**Source data**
+++++

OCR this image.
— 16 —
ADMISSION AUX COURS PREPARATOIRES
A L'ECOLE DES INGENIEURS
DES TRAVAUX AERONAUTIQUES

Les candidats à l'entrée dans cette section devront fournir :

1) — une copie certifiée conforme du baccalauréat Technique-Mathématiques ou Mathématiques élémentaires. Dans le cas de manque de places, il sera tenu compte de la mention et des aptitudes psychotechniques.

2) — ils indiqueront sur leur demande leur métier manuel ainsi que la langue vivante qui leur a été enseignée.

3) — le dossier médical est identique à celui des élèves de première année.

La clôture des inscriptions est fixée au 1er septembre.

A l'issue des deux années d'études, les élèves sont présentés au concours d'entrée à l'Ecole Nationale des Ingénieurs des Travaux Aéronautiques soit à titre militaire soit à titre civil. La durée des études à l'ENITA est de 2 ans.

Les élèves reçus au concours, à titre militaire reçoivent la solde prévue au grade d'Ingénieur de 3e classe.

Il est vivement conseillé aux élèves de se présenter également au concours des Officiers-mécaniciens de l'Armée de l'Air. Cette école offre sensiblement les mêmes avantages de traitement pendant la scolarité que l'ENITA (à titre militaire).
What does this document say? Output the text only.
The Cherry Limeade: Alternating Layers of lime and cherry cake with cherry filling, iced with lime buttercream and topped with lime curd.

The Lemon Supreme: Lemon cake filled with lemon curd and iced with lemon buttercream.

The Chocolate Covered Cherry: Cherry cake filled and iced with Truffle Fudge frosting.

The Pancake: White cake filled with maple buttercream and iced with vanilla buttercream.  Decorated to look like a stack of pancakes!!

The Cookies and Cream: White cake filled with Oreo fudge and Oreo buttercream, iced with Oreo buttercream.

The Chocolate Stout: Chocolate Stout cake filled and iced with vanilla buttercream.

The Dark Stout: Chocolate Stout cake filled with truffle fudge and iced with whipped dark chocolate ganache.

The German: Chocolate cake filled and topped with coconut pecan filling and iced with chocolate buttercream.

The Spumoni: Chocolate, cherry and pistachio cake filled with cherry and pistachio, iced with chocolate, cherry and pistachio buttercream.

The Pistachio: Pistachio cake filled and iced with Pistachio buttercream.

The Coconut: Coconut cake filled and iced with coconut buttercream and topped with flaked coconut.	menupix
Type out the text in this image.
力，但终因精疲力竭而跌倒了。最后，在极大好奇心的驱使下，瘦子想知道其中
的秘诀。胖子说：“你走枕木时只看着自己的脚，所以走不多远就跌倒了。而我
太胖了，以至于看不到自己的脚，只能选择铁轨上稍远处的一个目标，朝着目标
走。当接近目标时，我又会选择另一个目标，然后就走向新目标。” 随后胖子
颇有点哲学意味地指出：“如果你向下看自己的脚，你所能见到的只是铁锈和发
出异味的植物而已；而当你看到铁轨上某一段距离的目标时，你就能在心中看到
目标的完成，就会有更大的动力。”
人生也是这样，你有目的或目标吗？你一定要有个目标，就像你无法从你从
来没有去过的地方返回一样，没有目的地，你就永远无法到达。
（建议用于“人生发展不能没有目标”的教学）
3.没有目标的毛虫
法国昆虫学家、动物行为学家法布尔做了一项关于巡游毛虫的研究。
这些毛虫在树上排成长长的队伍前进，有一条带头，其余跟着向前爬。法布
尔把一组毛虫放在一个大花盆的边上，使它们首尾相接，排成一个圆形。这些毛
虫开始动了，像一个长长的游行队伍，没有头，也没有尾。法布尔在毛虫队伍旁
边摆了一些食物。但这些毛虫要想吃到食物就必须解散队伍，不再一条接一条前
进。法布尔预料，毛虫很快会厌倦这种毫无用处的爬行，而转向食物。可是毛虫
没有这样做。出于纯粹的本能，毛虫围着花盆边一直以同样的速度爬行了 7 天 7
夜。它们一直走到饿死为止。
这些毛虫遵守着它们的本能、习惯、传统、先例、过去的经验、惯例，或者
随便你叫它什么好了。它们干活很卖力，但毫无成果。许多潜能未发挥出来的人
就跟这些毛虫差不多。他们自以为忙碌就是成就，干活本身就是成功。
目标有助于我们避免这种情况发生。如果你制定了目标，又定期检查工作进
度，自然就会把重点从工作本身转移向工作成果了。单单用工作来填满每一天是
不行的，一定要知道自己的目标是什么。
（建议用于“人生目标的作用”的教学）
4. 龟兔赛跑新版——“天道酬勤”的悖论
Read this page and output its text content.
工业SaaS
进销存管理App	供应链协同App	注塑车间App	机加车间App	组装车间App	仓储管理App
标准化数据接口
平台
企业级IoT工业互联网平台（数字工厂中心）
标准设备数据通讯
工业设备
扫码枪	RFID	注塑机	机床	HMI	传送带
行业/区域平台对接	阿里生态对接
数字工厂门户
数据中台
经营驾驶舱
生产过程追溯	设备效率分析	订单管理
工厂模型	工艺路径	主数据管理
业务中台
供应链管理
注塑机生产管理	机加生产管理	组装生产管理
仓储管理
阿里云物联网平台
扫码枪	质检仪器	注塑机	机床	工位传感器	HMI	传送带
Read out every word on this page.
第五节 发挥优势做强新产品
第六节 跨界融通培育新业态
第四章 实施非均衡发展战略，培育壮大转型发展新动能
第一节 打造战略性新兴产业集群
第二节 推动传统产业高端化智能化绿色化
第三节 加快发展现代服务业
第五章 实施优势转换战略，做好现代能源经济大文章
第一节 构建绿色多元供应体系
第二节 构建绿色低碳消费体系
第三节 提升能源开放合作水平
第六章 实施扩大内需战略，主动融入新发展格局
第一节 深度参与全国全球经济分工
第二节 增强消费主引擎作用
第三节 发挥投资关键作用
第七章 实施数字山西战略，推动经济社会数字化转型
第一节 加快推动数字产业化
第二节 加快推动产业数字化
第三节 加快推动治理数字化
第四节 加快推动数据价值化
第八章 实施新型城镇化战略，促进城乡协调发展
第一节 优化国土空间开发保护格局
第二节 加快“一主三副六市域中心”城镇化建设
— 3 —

+++++

**Task directions**
Copy every record exactly, with nothing added or dropped.

**Result of the task**
OCR this image.
— 16 —
ADMISSION AUX COURS PREPARATOIRES
A L'ECOLE DES INGENIEURS
DES TRAVAUX AERONAUTIQUES

Les candidats à l'entrée dans cette section devront fournir :

1) — une copie certifiée conforme du baccalauréat Technique-Mathématiques ou Mathématiques élémentaires. Dans le cas de manque de places, il sera tenu compte de la mention et des aptitudes psychotechniques.

2) — ils indiqueront sur leur demande leur métier manuel ainsi que la langue vivante qui leur a été enseignée.

3) — le dossier médical est identique à celui des élèves de première année.

La clôture des inscriptions est fixée au 1er septembre.

A l'issue des deux années d'études, les élèves sont présentés au concours d'entrée à l'Ecole Nationale des Ingénieurs des Travaux Aéronautiques soit à titre militaire soit à titre civil. La durée des études à l'ENITA est de 2 ans.

Les élèves reçus au concours, à titre militaire reçoivent la solde prévue au grade d'Ingénieur de 3e classe.

Il est vivement conseillé aux élèves de se présenter également au concours des Officiers-mécaniciens de l'Armée de l'Air. Cette école offre sensiblement les mêmes avantages de traitement pendant la scolarité que l'ENITA (à titre militaire).
What does this document say? Output the text only.
The Cherry Limeade: Alternating Layers of lime and cherry cake with cherry filling, iced with lime buttercream and topped with lime curd.

The Lemon Supreme: Lemon cake filled with lemon curd and iced with lemon buttercream.

The Chocolate Covered Cherry: Cherry cake filled and iced with Truffle Fudge frosting.

The Pancake: White cake filled with maple buttercream and iced with vanilla buttercream.  Decorated to look like a stack of pancakes!!

The Cookies and Cream: White cake filled with Oreo fudge and Oreo buttercream, iced with Oreo buttercream.

The Chocolate Stout: Chocolate Stout cake filled and iced with vanilla buttercream.

The Dark Stout: Chocolate Stout cake filled with truffle fudge and iced with whipped dark chocolate ganache.

The German: Chocolate cake filled and topped with coconut pecan filling and iced with chocolate buttercream.

The Spumoni: Chocolate, cherry and pistachio cake filled with cherry and pistachio, iced with chocolate, cherry and pistachio buttercream.

The Pistachio: Pistachio cake filled and iced with Pistachio buttercream.

The Coconut: Coconut cake filled and iced with coconut buttercream and topped with flaked coconut.	menupix
Type out the text in this image.
力，但终因精疲力竭而跌倒了。最后，在极大好奇心的驱使下，瘦子想知道其中
的秘诀。胖子说：“你走枕木时只看着自己的脚，所以走不多远就跌倒了。而我
太胖了，以至于看不到自己的脚，只能选择铁轨上稍远处的一个目标，朝着目标
走。当接近目标时，我又会选择另一个目标，然后就走向新目标。” 随后胖子
颇有点哲学意味地指出：“如果你向下看自己的脚，你所能见到的只是铁锈和发
出异味的植物而已；而当你看到铁轨上某一段距离的目标时，你就能在心中看到
目标的完成，就会有更大的动力。”
人生也是这样，你有目的或目标吗？你一定要有个目标，就像你无法从你从
来没有去过的地方返回一样，没有目的地，你就永远无法到达。
（建议用于“人生发展不能没有目标”的教学）
3.没有目标的毛虫
法国昆虫学家、动物行为学家法布尔做了一项关于巡游毛虫的研究。
这些毛虫在树上排成长长的队伍前进，有一条带头，其余跟着向前爬。法布
尔把一组毛虫放在一个大花盆的边上，使它们首尾相接，排成一个圆形。这些毛
虫开始动了，像一个长长的游行队伍，没有头，也没有尾。法布尔在毛虫队伍旁
边摆了一些食物。但这些毛虫要想吃到食物就必须解散队伍，不再一条接一条前
进。法布尔预料，毛虫很快会厌倦这种毫无用处的爬行，而转向食物。可是毛虫
没有这样做。出于纯粹的本能，毛虫围着花盆边一直以同样的速度爬行了 7 天 7
夜。它们一直走到饿死为止。
这些毛虫遵守着它们的本能、习惯、传统、先例、过去的经验、惯例，或者
随便你叫它什么好了。它们干活很卖力，但毫无成果。许多潜能未发挥出来的人
就跟这些毛虫差不多。他们自以为忙碌就是成就，干活本身就是成功。
目标有助于我们避免这种情况发生。如果你制定了目标，又定期检查工作进
度，自然就会把重点从工作本身转移向工作成果了。单单用工作来填满每一天是
不行的，一定要知道自己的目标是什么。
（建议用于“人生目标的作用”的教学）
4. 龟兔赛跑新版——“天道酬勤”的悖论
Read this page and output its text content.
工业SaaS
进销存管理App	供应链协同App	注塑车间App	机加车间App	组装车间App	仓储管理App
标准化数据接口
平台
企业级IoT工业互联网平台（数字工厂中心）
标准设备数据通讯
工业设备
扫码枪	RFID	注塑机	机床	HMI	传送带
行业/区域平台对接	阿里生态对接
数字工厂门户
数据中台
经营驾驶舱
生产过程追溯	设备效率分析	订单管理
工厂模型	工艺路径	主数据管理
业务中台
供应链管理
注塑机生产管理	机加生产管理	组装生产管理
仓储管理
阿里云物联网平台
扫码枪	质检仪器	注塑机	机床	工位传感器	HMI	传送带
Read out every word on this page.
第五节 发挥优势做强新产品
第六节 跨界融通培育新业态
第四章 实施非均衡发展战略，培育壮大转型发展新动能
第一节 打造战略性新兴产业集群
第二节 推动传统产业高端化智能化绿色化
第三节 加快发展现代服务业
第五章 实施优势转换战略，做好现代能源经济大文章
第一节 构建绿色多元供应体系
第二节 构建绿色低碳消费体系
第三节 提升能源开放合作水平
第六章 实施扩大内需战略，主动融入新发展格局
第一节 深度参与全国全球经济分工
第二节 增强消费主引擎作用
第三节 发挥投资关键作用
第七章 实施数字山西战略，推动经济社会数字化转型
第一节 加快推动数字产业化
第二节 加快推动产业数字化
第三节 加快推动治理数字化
第四节 加快推动数据价值化
第八章 实施新型城镇化战略，促进城乡协调发展
第一节 优化国土空间开发保护格局
第二节 加快“一主三副六市域中心”城镇化建设
— 3 —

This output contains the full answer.